The task
Copy every line of the data exactly, leaving nothing out.

Dataset items
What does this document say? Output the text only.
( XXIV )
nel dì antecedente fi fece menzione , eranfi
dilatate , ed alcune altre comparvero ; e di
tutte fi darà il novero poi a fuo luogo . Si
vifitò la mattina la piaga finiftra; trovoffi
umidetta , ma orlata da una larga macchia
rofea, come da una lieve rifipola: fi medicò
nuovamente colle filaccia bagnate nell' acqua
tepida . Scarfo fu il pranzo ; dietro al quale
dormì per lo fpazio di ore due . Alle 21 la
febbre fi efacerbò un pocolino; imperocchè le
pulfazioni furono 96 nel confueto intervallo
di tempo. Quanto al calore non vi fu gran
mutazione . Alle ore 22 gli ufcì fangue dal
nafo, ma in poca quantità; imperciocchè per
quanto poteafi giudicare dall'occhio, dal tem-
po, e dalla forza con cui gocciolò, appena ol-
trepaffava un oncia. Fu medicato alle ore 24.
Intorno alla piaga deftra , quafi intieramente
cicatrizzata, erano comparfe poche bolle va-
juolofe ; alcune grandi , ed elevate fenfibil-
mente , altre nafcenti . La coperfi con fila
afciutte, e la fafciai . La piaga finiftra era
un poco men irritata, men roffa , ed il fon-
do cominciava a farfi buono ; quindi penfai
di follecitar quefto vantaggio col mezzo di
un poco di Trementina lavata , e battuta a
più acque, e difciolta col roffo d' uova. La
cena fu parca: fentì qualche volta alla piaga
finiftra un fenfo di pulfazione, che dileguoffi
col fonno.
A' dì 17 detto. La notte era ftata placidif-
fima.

Result of this task
What does this document say? Output the text only.
( XXIV )
nel dì antecedente fi fece menzione , eranfi
dilatate , ed alcune altre comparvero ; e di
tutte fi darà il novero poi a fuo luogo . Si
vifitò la mattina la piaga finiftra; trovoffi
umidetta , ma orlata da una larga macchia
rofea, come da una lieve rifipola: fi medicò
nuovamente colle filaccia bagnate nell' acqua
tepida . Scarfo fu il pranzo ; dietro al quale
dormì per lo fpazio di ore due . Alle 21 la
febbre fi efacerbò un pocolino; imperocchè le
pulfazioni furono 96 nel confueto intervallo
di tempo. Quanto al calore non vi fu gran
mutazione . Alle ore 22 gli ufcì fangue dal
nafo, ma in poca quantità; imperciocchè per
quanto poteafi giudicare dall'occhio, dal tem-
po, e dalla forza con cui gocciolò, appena ol-
trepaffava un oncia. Fu medicato alle ore 24.
Intorno alla piaga deftra , quafi intieramente
cicatrizzata, erano comparfe poche bolle va-
juolofe ; alcune grandi , ed elevate fenfibil-
mente , altre nafcenti . La coperfi con fila
afciutte, e la fafciai . La piaga finiftra era
un poco men irritata, men roffa , ed il fon-
do cominciava a farfi buono ; quindi penfai
di follecitar quefto vantaggio col mezzo di
un poco di Trementina lavata , e battuta a
più acque, e difciolta col roffo d' uova. La
cena fu parca: fentì qualche volta alla piaga
finiftra un fenfo di pulfazione, che dileguoffi
col fonno.
A' dì 17 detto. La notte era ftata placidif-
fima.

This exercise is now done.